>> begin

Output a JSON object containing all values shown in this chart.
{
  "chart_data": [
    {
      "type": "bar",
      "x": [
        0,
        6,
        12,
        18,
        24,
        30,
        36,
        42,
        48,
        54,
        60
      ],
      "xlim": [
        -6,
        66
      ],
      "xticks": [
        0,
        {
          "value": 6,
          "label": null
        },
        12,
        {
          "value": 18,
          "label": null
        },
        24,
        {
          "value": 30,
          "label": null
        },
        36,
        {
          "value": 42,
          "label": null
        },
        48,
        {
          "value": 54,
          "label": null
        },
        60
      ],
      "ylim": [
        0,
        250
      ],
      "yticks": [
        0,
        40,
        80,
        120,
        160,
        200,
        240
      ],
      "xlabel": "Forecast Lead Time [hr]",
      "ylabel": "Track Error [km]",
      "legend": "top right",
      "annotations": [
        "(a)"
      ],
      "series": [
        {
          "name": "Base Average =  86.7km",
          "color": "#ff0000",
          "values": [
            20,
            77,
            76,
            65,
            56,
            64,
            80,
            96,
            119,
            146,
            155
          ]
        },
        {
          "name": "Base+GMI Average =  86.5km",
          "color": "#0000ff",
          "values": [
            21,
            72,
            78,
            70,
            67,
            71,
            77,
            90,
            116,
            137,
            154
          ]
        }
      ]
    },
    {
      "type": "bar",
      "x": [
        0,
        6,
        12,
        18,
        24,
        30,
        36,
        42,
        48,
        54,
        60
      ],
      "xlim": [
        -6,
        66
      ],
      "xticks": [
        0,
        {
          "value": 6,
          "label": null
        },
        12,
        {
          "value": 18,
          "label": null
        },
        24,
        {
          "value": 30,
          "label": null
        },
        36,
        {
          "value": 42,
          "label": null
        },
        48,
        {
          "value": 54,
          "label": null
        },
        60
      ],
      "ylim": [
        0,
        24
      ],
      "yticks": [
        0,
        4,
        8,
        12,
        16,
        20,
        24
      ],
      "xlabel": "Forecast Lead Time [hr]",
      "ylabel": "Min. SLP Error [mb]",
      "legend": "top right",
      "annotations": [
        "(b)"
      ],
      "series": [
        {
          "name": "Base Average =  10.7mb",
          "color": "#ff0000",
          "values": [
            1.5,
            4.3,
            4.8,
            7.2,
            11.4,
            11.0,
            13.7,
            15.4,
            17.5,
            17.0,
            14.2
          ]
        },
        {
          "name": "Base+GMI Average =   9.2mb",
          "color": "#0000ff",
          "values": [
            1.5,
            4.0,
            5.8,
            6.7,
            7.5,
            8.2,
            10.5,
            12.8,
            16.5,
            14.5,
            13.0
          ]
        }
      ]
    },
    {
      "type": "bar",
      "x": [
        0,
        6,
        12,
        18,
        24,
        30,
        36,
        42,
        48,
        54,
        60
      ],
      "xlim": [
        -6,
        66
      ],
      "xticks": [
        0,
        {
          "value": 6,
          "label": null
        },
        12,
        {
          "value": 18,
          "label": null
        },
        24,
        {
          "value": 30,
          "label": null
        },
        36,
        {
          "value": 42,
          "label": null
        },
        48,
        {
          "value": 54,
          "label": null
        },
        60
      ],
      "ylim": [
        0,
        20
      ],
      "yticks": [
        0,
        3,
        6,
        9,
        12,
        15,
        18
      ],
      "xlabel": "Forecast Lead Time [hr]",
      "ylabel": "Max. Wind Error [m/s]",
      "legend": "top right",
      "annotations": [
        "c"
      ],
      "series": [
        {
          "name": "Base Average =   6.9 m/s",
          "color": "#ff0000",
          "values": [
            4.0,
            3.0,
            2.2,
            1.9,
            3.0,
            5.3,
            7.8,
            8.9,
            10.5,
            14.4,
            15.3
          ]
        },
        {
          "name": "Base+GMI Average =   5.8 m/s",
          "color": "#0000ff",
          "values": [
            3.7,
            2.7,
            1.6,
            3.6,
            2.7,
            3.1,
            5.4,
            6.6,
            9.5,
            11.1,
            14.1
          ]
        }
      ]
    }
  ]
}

>> end
>> begin

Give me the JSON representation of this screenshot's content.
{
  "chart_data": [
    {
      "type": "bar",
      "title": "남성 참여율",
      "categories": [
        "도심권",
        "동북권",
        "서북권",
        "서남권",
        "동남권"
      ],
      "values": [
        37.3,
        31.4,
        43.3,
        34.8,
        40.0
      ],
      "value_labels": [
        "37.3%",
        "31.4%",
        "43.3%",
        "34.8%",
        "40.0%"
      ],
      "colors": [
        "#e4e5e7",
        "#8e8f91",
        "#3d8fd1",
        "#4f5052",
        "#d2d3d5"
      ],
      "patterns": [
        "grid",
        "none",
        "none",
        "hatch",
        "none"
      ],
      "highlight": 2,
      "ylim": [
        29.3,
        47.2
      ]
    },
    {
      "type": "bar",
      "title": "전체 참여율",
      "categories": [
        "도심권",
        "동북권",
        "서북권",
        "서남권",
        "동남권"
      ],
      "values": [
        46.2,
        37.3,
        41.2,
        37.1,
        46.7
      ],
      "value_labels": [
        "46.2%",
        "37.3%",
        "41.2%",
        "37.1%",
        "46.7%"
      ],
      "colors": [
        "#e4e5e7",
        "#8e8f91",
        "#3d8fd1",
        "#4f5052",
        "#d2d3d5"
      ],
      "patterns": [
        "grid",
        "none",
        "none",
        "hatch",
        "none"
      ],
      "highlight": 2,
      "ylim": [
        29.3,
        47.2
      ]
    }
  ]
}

>> end

§ **WHAT YOU HAVE TO DO**: Across the preceding material, how many lines contain the word "name"? State the number alone.

§ **REPLY TO THE EXERCISE**: 6